-- BEGIN --

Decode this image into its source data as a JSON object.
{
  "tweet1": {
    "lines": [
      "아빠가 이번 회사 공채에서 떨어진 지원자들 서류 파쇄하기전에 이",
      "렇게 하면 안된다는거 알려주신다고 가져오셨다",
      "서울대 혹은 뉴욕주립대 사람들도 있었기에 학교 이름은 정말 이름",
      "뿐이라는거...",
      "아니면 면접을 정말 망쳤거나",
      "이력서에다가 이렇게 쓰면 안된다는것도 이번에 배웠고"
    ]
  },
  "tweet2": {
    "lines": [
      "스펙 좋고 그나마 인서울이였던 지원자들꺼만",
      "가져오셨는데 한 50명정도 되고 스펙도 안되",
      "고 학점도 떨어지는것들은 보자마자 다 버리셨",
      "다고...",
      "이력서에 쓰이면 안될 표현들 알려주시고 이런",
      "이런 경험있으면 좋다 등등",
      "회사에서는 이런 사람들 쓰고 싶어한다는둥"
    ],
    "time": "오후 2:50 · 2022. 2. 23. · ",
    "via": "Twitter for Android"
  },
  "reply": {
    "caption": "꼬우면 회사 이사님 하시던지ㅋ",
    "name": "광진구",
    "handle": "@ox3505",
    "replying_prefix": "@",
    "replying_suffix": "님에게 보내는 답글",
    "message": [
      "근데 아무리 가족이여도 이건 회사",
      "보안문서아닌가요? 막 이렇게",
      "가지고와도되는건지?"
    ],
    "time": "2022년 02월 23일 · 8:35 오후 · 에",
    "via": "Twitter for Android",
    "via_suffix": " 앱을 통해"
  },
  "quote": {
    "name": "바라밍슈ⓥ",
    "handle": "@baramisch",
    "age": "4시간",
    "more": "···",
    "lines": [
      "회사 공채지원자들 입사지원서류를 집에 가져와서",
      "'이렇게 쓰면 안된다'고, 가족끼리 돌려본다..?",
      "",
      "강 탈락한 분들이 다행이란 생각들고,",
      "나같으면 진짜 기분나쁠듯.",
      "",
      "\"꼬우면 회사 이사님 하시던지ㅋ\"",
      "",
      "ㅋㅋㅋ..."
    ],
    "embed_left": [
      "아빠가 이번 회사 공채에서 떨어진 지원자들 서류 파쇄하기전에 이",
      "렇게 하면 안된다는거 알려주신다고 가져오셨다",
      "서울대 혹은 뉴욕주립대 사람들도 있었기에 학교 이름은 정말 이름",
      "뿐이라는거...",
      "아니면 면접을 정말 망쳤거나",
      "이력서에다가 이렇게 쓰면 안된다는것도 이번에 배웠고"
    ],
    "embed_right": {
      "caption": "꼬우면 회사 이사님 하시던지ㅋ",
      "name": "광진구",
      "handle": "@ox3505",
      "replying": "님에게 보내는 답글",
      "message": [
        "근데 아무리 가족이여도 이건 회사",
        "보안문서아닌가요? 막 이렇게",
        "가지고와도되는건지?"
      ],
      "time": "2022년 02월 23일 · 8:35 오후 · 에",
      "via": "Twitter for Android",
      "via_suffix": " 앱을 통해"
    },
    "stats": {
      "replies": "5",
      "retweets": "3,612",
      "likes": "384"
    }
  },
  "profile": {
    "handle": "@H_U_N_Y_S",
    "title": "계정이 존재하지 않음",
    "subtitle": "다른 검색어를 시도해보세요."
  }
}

-- END --

Above are some records. Print them all exactly.

**SOLVED PROBLEM**
Decode this image into its source data as a JSON object.
{
  "tweet1": {
    "lines": [
      "아빠가 이번 회사 공채에서 떨어진 지원자들 서류 파쇄하기전에 이",
      "렇게 하면 안된다는거 알려주신다고 가져오셨다",
      "서울대 혹은 뉴욕주립대 사람들도 있었기에 학교 이름은 정말 이름",
      "뿐이라는거...",
      "아니면 면접을 정말 망쳤거나",
      "이력서에다가 이렇게 쓰면 안된다는것도 이번에 배웠고"
    ]
  },
  "tweet2": {
    "lines": [
      "스펙 좋고 그나마 인서울이였던 지원자들꺼만",
      "가져오셨는데 한 50명정도 되고 스펙도 안되",
      "고 학점도 떨어지는것들은 보자마자 다 버리셨",
      "다고...",
      "이력서에 쓰이면 안될 표현들 알려주시고 이런",
      "이런 경험있으면 좋다 등등",
      "회사에서는 이런 사람들 쓰고 싶어한다는둥"
    ],
    "time": "오후 2:50 · 2022. 2. 23. · ",
    "via": "Twitter for Android"
  },
  "reply": {
    "caption": "꼬우면 회사 이사님 하시던지ㅋ",
    "name": "광진구",
    "handle": "@ox3505",
    "replying_prefix": "@",
    "replying_suffix": "님에게 보내는 답글",
    "message": [
      "근데 아무리 가족이여도 이건 회사",
      "보안문서아닌가요? 막 이렇게",
      "가지고와도되는건지?"
    ],
    "time": "2022년 02월 23일 · 8:35 오후 · 에",
    "via": "Twitter for Android",
    "via_suffix": " 앱을 통해"
  },
  "quote": {
    "name": "바라밍슈ⓥ",
    "handle": "@baramisch",
    "age": "4시간",
    "more": "···",
    "lines": [
      "회사 공채지원자들 입사지원서류를 집에 가져와서",
      "'이렇게 쓰면 안된다'고, 가족끼리 돌려본다..?",
      "",
      "강 탈락한 분들이 다행이란 생각들고,",
      "나같으면 진짜 기분나쁠듯.",
      "",
      "\"꼬우면 회사 이사님 하시던지ㅋ\"",
      "",
      "ㅋㅋㅋ..."
    ],
    "embed_left": [
      "아빠가 이번 회사 공채에서 떨어진 지원자들 서류 파쇄하기전에 이",
      "렇게 하면 안된다는거 알려주신다고 가져오셨다",
      "서울대 혹은 뉴욕주립대 사람들도 있었기에 학교 이름은 정말 이름",
      "뿐이라는거...",
      "아니면 면접을 정말 망쳤거나",
      "이력서에다가 이렇게 쓰면 안된다는것도 이번에 배웠고"
    ],
    "embed_right": {
      "caption": "꼬우면 회사 이사님 하시던지ㅋ",
      "name": "광진구",
      "handle": "@ox3505",
      "replying": "님에게 보내는 답글",
      "message": [
        "근데 아무리 가족이여도 이건 회사",
        "보안문서아닌가요? 막 이렇게",
        "가지고와도되는건지?"
      ],
      "time": "2022년 02월 23일 · 8:35 오후 · 에",
      "via": "Twitter for Android",
      "via_suffix": " 앱을 통해"
    },
    "stats": {
      "replies": "5",
      "retweets": "3,612",
      "likes": "384"
    }
  },
  "profile": {
    "handle": "@H_U_N_Y_S",
    "title": "계정이 존재하지 않음",
    "subtitle": "다른 검색어를 시도해보세요."
  }
}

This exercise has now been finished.